Problem to work on:
Write out the material exactly, without any of its pictures.

Records for processing:
-=-=-=-=-
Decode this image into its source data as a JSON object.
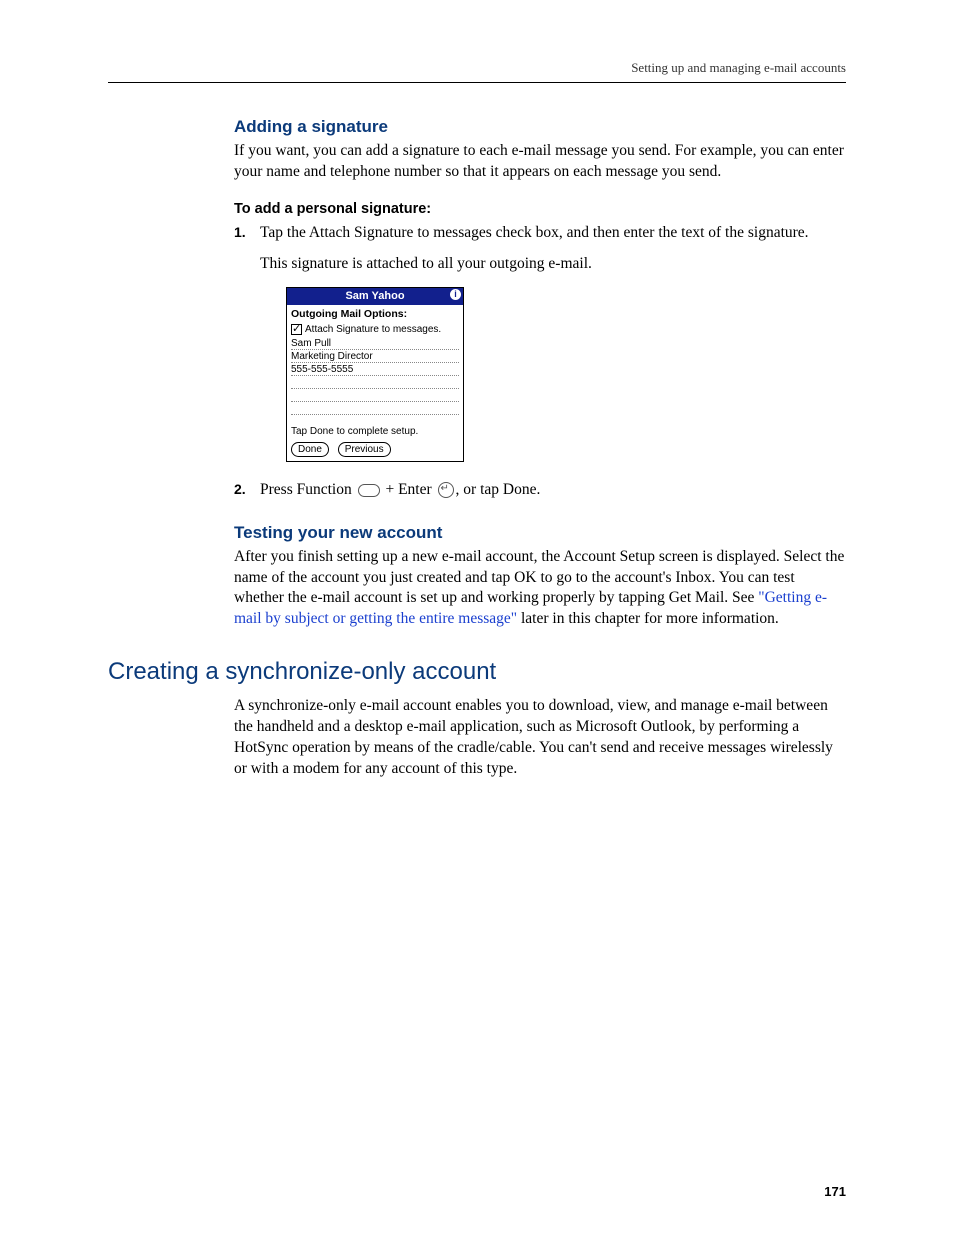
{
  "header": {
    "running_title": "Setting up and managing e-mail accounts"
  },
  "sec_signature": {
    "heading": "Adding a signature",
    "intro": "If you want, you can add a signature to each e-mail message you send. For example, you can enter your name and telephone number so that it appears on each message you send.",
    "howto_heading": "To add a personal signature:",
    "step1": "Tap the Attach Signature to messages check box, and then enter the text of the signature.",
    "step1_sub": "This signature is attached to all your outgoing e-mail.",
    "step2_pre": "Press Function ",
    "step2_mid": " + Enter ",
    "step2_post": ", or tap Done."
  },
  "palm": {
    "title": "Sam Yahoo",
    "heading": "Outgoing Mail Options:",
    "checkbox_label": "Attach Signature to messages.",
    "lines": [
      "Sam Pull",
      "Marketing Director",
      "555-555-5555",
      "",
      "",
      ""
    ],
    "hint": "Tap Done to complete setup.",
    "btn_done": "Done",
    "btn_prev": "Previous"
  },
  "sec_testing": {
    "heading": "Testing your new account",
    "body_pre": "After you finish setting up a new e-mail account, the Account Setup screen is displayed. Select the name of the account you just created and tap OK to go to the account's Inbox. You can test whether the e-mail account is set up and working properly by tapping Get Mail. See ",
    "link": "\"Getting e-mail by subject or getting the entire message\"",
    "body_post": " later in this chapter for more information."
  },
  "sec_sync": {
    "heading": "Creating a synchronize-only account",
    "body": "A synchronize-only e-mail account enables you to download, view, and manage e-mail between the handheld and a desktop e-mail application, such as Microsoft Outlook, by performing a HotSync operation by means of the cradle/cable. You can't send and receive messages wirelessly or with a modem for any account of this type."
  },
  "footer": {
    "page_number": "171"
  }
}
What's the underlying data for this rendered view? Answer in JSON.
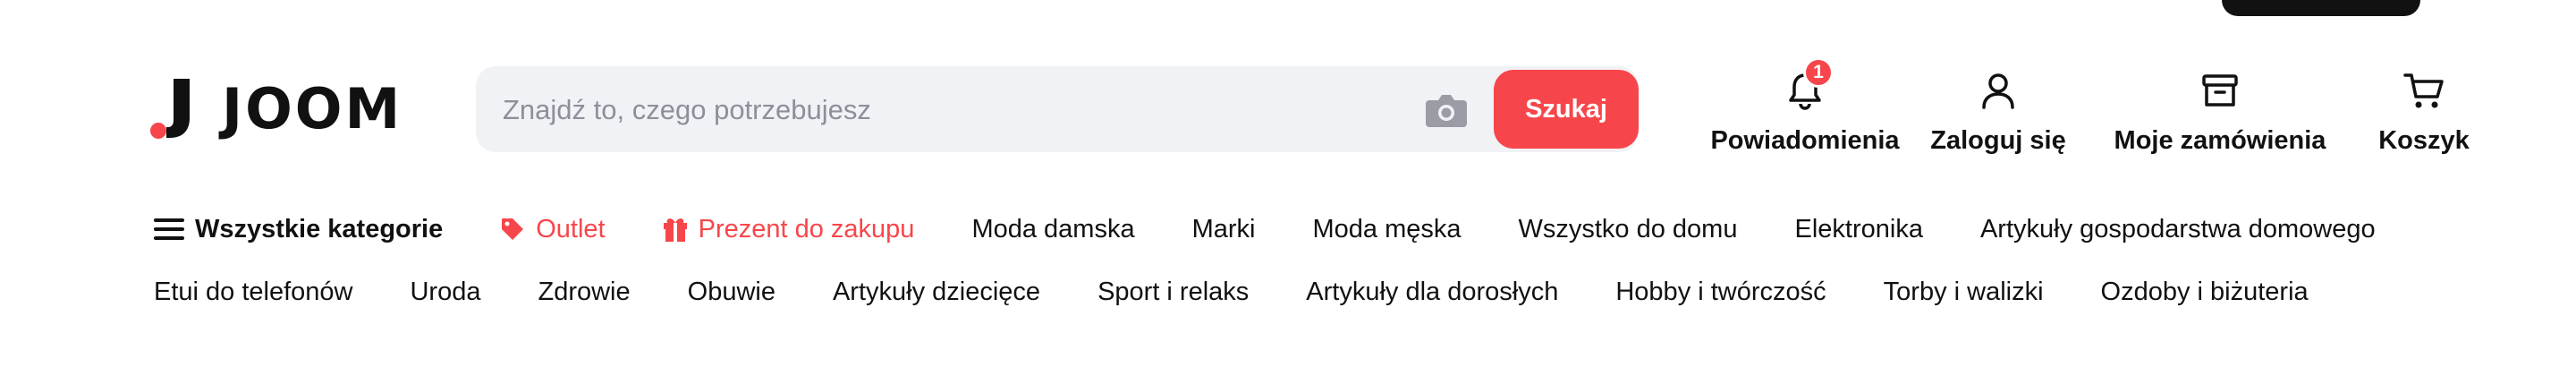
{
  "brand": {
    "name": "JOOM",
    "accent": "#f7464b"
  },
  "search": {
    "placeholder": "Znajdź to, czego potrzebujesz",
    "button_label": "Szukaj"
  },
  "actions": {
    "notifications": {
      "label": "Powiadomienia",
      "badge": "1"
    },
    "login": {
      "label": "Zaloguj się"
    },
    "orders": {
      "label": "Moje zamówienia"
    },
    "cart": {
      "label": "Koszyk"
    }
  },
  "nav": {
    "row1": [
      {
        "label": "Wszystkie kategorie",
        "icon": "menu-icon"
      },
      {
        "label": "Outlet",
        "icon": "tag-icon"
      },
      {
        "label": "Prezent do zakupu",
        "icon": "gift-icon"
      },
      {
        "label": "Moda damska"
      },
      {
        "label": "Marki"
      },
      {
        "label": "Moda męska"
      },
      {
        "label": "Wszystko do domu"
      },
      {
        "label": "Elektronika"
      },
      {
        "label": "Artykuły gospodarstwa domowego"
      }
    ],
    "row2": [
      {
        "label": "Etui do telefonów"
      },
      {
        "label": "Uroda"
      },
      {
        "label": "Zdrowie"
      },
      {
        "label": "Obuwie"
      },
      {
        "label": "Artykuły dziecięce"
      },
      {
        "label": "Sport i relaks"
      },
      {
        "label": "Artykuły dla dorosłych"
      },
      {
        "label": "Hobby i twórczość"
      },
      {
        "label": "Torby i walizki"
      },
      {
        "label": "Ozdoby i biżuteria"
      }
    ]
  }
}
-=-=-=-=-
Result:
Decode this image into its source data as a JSON object.
{
  "header": {
    "running_title": "Setting up and managing e-mail accounts"
  },
  "sec_signature": {
    "heading": "Adding a signature",
    "intro": "If you want, you can add a signature to each e-mail message you send. For example, you can enter your name and telephone number so that it appears on each message you send.",
    "howto_heading": "To add a personal signature:",
    "step1": "Tap the Attach Signature to messages check box, and then enter the text of the signature.",
    "step1_sub": "This signature is attached to all your outgoing e-mail.",
    "step2_pre": "Press Function ",
    "step2_mid": " + Enter ",
    "step2_post": ", or tap Done."
  },
  "palm": {
    "title": "Sam Yahoo",
    "heading": "Outgoing Mail Options:",
    "checkbox_label": "Attach Signature to messages.",
    "lines": [
      "Sam Pull",
      "Marketing Director",
      "555-555-5555",
      "",
      "",
      ""
    ],
    "hint": "Tap Done to complete setup.",
    "btn_done": "Done",
    "btn_prev": "Previous"
  },
  "sec_testing": {
    "heading": "Testing your new account",
    "body_pre": "After you finish setting up a new e-mail account, the Account Setup screen is displayed. Select the name of the account you just created and tap OK to go to the account's Inbox. You can test whether the e-mail account is set up and working properly by tapping Get Mail. See ",
    "link": "\"Getting e-mail by subject or getting the entire message\"",
    "body_post": " later in this chapter for more information."
  },
  "sec_sync": {
    "heading": "Creating a synchronize-only account",
    "body": "A synchronize-only e-mail account enables you to download, view, and manage e-mail between the handheld and a desktop e-mail application, such as Microsoft Outlook, by performing a HotSync operation by means of the cradle/cable. You can't send and receive messages wirelessly or with a modem for any account of this type."
  },
  "footer": {
    "page_number": "171"
  }
}
What's the underlying data for this rendered view? Answer in JSON.
{
  "brand": {
    "name": "JOOM",
    "accent": "#f7464b"
  },
  "search": {
    "placeholder": "Znajdź to, czego potrzebujesz",
    "button_label": "Szukaj"
  },
  "actions": {
    "notifications": {
      "label": "Powiadomienia",
      "badge": "1"
    },
    "login": {
      "label": "Zaloguj się"
    },
    "orders": {
      "label": "Moje zamówienia"
    },
    "cart": {
      "label": "Koszyk"
    }
  },
  "nav": {
    "row1": [
      {
        "label": "Wszystkie kategorie",
        "icon": "menu-icon"
      },
      {
        "label": "Outlet",
        "icon": "tag-icon"
      },
      {
        "label": "Prezent do zakupu",
        "icon": "gift-icon"
      },
      {
        "label": "Moda damska"
      },
      {
        "label": "Marki"
      },
      {
        "label": "Moda męska"
      },
      {
        "label": "Wszystko do domu"
      },
      {
        "label": "Elektronika"
      },
      {
        "label": "Artykuły gospodarstwa domowego"
      }
    ],
    "row2": [
      {
        "label": "Etui do telefonów"
      },
      {
        "label": "Uroda"
      },
      {
        "label": "Zdrowie"
      },
      {
        "label": "Obuwie"
      },
      {
        "label": "Artykuły dziecięce"
      },
      {
        "label": "Sport i relaks"
      },
      {
        "label": "Artykuły dla dorosłych"
      },
      {
        "label": "Hobby i twórczość"
      },
      {
        "label": "Torby i walizki"
      },
      {
        "label": "Ozdoby i biżuteria"
      }
    ]
  }
}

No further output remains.